*Work to be completed*
Pick out all lines with the word "Характеристика" from the records that follow.

*Extracted records*
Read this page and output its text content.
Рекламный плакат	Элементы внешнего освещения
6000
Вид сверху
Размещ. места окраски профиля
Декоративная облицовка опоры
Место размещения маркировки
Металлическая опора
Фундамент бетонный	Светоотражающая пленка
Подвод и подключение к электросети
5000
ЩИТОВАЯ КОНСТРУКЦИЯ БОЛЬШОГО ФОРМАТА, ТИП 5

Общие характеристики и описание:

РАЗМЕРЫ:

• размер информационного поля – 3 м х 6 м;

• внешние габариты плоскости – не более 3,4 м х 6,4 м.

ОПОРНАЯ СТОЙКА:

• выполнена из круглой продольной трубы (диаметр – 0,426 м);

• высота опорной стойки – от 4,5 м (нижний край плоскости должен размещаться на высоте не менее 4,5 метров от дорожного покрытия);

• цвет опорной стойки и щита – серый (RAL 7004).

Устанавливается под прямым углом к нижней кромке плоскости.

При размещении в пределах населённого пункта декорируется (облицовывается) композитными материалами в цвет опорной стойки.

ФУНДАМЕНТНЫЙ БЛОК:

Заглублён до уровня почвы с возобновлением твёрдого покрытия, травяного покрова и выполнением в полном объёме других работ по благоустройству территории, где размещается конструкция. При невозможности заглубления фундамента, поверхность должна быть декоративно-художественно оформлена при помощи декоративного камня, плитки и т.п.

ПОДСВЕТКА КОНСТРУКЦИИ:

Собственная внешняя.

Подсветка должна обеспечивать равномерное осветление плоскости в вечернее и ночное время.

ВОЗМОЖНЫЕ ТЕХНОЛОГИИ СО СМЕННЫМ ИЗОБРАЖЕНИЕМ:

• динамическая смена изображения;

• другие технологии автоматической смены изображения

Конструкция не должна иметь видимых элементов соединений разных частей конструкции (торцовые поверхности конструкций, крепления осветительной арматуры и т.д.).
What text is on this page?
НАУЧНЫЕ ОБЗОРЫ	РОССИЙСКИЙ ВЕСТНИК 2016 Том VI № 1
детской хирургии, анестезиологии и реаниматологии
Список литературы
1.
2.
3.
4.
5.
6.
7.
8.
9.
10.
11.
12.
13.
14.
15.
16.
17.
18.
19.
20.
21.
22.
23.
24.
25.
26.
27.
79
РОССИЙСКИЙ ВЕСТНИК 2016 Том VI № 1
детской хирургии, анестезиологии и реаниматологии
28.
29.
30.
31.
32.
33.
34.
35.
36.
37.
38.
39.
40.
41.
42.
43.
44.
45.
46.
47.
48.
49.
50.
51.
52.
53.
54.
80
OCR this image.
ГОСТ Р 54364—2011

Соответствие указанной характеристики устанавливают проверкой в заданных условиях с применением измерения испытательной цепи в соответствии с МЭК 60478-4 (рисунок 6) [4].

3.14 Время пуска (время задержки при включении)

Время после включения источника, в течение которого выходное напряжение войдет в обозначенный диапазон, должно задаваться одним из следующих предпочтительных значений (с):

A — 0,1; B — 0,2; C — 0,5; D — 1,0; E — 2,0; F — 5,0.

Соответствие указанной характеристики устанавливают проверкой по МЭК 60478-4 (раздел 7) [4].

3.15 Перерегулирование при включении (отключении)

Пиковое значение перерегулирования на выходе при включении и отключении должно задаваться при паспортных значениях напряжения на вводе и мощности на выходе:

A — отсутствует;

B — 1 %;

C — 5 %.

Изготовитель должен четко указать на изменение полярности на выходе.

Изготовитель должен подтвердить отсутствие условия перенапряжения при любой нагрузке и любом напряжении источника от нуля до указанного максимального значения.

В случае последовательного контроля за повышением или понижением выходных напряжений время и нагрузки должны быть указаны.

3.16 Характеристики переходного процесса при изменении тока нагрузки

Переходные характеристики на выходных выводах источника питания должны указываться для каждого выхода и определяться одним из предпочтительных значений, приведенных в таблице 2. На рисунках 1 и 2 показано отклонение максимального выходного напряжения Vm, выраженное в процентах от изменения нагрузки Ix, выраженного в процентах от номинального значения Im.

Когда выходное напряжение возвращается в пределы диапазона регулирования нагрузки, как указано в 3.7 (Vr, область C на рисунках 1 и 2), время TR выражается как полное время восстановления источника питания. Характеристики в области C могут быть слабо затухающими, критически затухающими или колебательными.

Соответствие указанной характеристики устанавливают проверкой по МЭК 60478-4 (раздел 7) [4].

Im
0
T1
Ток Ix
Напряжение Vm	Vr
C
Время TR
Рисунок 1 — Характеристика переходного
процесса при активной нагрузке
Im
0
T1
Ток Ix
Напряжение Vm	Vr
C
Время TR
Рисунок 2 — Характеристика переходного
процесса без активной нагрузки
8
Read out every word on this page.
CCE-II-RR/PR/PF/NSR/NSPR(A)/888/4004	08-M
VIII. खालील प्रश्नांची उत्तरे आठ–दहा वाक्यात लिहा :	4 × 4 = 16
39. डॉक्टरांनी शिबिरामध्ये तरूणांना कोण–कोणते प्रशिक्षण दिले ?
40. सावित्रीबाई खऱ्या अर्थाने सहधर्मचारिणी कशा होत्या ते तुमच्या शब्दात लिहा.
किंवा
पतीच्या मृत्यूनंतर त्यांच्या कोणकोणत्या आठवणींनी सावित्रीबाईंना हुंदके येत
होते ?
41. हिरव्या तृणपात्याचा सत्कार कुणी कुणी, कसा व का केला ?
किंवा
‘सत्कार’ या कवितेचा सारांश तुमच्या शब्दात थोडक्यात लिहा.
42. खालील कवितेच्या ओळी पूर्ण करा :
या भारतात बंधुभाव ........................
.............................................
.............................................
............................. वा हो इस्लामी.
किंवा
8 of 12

*Worked solution*
Рисунок 1 — Характеристика переходного
Рисунок 2 — Характеристика переходного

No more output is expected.